[Source records]

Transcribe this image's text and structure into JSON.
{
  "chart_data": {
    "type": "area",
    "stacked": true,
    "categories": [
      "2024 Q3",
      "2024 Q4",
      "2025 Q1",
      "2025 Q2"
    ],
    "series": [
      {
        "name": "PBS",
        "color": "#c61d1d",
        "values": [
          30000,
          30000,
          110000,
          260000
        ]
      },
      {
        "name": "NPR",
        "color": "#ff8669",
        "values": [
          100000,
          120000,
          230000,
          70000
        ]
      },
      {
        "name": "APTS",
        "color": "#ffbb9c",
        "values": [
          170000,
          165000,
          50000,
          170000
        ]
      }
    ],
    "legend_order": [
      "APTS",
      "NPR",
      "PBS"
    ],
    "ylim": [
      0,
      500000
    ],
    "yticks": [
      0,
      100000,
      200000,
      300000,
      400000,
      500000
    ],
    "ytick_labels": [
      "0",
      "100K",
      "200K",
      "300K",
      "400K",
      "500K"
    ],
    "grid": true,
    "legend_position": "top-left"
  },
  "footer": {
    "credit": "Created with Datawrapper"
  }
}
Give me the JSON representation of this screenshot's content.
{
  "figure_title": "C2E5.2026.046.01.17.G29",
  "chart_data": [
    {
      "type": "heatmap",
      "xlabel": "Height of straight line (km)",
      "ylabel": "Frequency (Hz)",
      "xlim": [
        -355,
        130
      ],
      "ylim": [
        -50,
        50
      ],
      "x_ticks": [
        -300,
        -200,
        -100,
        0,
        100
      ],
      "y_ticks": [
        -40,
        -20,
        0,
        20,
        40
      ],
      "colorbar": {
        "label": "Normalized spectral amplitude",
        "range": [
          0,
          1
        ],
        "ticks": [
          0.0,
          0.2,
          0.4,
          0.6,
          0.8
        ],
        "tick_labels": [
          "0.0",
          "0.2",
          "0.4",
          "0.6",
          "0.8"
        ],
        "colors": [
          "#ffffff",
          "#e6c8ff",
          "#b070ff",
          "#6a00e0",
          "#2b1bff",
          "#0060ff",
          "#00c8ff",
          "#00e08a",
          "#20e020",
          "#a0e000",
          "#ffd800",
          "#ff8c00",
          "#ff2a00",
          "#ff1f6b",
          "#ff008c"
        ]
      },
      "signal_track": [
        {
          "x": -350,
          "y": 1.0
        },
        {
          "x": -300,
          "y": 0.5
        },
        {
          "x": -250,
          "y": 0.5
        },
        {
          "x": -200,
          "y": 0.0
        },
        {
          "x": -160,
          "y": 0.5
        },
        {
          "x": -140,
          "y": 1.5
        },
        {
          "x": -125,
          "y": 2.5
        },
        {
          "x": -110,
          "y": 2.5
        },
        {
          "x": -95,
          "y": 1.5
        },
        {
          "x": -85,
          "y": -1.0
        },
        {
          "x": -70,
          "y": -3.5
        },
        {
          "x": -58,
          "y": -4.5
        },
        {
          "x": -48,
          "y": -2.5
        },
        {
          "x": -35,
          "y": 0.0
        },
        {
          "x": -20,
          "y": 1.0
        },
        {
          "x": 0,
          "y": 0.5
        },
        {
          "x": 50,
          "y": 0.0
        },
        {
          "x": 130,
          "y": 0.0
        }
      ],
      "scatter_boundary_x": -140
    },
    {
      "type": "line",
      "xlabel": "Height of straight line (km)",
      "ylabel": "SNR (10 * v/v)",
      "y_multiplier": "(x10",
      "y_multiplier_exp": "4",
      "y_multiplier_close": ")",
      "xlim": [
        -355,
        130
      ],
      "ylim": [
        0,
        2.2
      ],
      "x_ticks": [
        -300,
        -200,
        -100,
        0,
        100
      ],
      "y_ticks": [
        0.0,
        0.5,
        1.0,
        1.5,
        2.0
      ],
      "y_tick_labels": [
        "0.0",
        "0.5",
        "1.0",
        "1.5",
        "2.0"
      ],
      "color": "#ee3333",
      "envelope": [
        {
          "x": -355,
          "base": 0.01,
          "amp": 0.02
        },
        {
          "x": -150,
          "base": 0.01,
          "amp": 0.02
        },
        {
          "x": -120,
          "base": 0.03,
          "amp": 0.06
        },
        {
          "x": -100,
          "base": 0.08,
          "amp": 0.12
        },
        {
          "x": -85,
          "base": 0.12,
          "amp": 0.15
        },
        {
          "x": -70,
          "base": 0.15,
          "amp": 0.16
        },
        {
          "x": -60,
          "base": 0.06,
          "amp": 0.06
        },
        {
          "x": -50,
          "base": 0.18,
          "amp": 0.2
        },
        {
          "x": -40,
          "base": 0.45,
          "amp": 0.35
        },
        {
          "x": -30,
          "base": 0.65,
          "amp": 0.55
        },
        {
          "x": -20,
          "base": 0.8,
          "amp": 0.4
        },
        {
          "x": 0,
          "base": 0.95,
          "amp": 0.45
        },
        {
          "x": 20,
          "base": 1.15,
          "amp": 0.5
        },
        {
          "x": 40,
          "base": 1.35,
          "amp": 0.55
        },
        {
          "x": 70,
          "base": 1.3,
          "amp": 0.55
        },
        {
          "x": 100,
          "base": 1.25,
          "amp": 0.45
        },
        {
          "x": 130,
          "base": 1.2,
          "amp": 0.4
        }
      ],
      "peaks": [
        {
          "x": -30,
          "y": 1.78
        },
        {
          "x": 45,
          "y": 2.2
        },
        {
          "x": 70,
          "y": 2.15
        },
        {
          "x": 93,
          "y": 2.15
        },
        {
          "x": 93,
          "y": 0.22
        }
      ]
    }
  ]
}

* **Task to complete**
Using the records above, pull out each line where the word "ylabel" occurs.

* **Solution for this problem**
      "ylabel": "Frequency (Hz)",
      "ylabel": "SNR (10 * v/v)",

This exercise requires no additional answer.